**Work to do:** Every line with the string "Potential" should be gathered.

─── Supplied records ───

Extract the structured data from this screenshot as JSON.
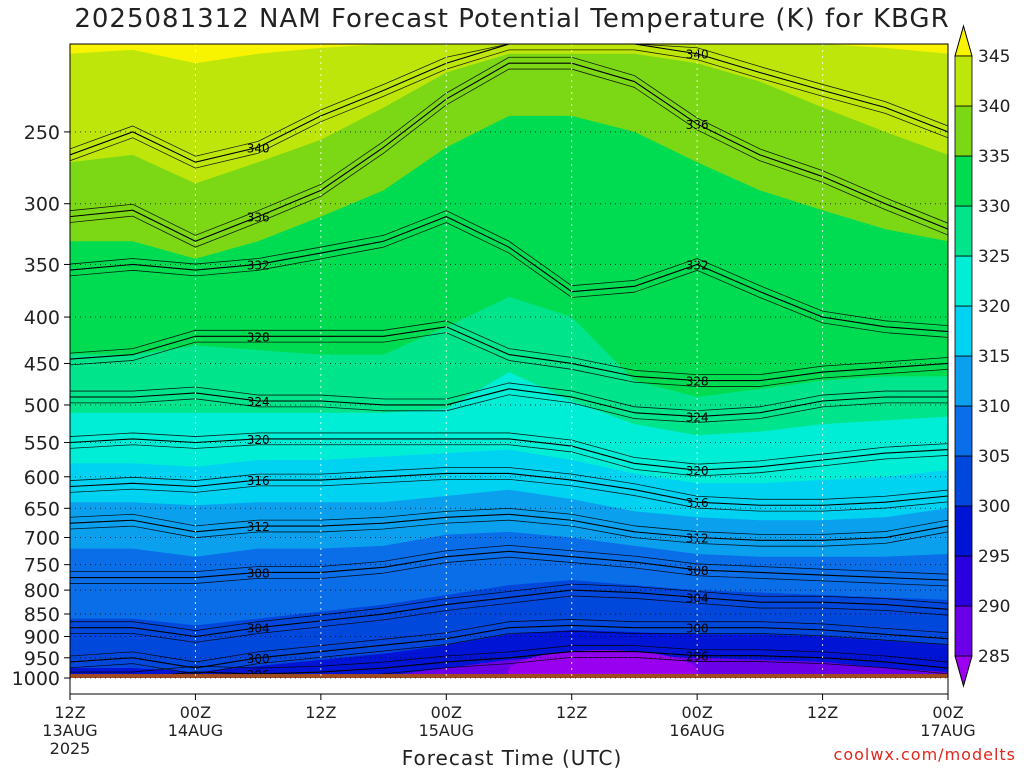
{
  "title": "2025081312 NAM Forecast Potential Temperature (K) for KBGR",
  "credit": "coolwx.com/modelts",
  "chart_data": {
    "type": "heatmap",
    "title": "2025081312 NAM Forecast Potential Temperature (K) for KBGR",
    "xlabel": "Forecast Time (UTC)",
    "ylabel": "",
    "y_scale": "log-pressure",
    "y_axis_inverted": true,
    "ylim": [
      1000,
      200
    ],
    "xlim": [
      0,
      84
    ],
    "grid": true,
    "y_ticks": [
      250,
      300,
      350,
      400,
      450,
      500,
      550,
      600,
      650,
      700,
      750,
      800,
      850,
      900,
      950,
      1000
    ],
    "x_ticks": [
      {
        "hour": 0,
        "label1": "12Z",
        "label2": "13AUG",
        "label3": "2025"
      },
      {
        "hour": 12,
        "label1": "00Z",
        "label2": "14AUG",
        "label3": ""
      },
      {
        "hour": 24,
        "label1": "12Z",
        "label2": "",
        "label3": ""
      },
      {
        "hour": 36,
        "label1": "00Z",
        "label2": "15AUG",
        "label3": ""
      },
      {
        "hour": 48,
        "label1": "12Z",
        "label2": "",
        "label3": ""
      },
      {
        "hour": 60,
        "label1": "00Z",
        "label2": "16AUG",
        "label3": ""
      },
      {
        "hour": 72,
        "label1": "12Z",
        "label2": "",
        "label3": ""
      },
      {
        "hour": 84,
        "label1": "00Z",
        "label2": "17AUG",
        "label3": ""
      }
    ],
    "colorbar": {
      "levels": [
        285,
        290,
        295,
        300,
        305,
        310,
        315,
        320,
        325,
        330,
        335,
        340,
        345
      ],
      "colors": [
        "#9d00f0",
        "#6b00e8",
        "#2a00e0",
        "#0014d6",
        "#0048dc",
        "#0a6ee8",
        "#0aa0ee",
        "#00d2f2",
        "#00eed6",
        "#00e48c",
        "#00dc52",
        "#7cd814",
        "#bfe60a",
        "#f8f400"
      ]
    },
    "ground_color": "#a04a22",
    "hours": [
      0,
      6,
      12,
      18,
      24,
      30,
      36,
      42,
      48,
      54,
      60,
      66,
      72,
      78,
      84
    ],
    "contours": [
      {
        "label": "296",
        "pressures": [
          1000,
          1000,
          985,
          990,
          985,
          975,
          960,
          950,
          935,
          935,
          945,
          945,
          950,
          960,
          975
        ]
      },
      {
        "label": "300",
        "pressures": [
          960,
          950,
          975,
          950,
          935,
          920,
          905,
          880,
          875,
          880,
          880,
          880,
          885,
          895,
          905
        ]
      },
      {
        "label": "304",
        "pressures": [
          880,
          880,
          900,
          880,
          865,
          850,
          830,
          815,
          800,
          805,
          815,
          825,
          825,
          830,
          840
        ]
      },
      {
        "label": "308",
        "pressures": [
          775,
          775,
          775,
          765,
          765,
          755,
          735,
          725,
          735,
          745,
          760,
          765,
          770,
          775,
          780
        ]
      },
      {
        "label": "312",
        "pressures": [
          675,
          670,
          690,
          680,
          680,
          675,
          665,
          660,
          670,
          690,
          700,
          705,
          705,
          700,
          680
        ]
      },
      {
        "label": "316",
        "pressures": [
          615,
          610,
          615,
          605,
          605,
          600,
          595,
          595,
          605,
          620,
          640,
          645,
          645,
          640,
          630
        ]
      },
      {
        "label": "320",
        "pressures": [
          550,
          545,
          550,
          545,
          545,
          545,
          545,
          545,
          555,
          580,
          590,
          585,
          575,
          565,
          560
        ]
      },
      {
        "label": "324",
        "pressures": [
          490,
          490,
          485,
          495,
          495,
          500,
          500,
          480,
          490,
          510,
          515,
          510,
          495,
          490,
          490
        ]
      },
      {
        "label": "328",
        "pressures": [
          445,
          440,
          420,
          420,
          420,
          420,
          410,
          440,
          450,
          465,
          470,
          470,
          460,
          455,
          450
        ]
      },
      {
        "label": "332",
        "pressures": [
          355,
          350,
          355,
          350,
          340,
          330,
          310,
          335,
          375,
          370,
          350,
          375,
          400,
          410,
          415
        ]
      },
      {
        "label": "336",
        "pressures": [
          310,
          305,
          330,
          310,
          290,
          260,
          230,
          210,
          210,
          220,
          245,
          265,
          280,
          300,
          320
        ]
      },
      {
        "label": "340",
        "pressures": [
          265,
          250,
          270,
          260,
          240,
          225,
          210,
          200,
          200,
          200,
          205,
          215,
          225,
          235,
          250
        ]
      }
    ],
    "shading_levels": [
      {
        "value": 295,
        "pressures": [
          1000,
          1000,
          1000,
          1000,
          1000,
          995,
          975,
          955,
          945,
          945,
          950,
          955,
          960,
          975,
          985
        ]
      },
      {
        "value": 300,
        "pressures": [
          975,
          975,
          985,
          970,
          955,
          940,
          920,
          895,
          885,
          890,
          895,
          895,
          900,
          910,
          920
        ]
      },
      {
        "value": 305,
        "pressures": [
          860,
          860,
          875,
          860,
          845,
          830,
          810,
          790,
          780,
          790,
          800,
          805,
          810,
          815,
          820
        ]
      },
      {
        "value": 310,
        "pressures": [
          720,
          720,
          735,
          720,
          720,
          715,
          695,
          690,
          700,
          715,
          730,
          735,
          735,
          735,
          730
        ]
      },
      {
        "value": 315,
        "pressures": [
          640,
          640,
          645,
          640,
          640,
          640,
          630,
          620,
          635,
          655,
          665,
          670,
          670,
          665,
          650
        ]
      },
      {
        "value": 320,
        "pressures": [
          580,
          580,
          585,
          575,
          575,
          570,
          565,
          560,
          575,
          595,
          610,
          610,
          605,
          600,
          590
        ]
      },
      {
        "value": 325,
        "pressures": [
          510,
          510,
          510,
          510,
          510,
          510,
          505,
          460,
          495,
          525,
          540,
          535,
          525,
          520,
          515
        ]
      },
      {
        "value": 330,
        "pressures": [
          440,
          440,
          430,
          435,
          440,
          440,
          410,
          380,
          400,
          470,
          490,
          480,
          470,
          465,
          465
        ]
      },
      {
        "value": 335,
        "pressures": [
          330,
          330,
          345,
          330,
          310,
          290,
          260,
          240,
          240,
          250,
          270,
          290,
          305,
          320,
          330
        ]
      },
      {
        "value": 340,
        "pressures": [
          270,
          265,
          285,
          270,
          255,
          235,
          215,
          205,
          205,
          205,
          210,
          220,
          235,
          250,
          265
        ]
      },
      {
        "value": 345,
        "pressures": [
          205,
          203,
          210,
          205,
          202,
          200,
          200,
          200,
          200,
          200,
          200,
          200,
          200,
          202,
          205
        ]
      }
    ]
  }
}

───
─── Supplied records ───

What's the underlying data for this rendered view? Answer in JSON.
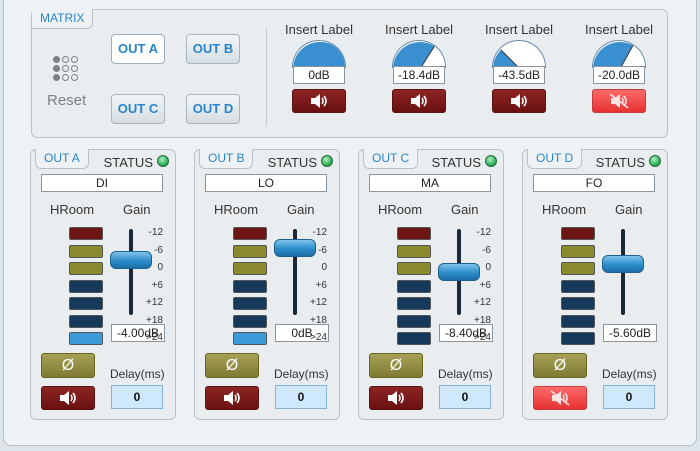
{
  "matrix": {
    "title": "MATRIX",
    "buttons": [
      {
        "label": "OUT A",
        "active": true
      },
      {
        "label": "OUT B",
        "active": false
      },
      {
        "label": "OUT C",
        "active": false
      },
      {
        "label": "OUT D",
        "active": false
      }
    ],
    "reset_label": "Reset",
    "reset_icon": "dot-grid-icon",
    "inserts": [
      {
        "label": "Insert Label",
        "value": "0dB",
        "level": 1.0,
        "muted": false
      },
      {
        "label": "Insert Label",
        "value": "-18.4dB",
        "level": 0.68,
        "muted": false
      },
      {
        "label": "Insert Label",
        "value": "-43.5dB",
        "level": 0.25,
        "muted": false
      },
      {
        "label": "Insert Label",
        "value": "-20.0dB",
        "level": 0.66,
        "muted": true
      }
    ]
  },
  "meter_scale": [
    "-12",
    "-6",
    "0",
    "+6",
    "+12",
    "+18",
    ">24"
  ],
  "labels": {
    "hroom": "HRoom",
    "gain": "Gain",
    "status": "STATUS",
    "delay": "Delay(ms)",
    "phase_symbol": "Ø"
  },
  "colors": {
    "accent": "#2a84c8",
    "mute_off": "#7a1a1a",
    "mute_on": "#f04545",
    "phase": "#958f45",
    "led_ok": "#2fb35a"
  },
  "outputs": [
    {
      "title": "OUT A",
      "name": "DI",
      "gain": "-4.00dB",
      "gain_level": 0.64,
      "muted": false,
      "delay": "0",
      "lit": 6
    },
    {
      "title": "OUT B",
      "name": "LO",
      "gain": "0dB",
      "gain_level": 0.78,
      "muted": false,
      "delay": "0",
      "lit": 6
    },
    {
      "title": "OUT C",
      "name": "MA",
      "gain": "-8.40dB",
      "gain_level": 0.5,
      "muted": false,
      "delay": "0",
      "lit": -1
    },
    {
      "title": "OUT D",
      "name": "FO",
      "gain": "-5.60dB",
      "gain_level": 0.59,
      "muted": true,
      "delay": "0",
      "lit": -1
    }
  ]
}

───

**Task answer:**
  "title": "2025081312 NAM Forecast Potential Temperature (K) for KBGR",
    "title": "2025081312 NAM Forecast Potential Temperature (K) for KBGR",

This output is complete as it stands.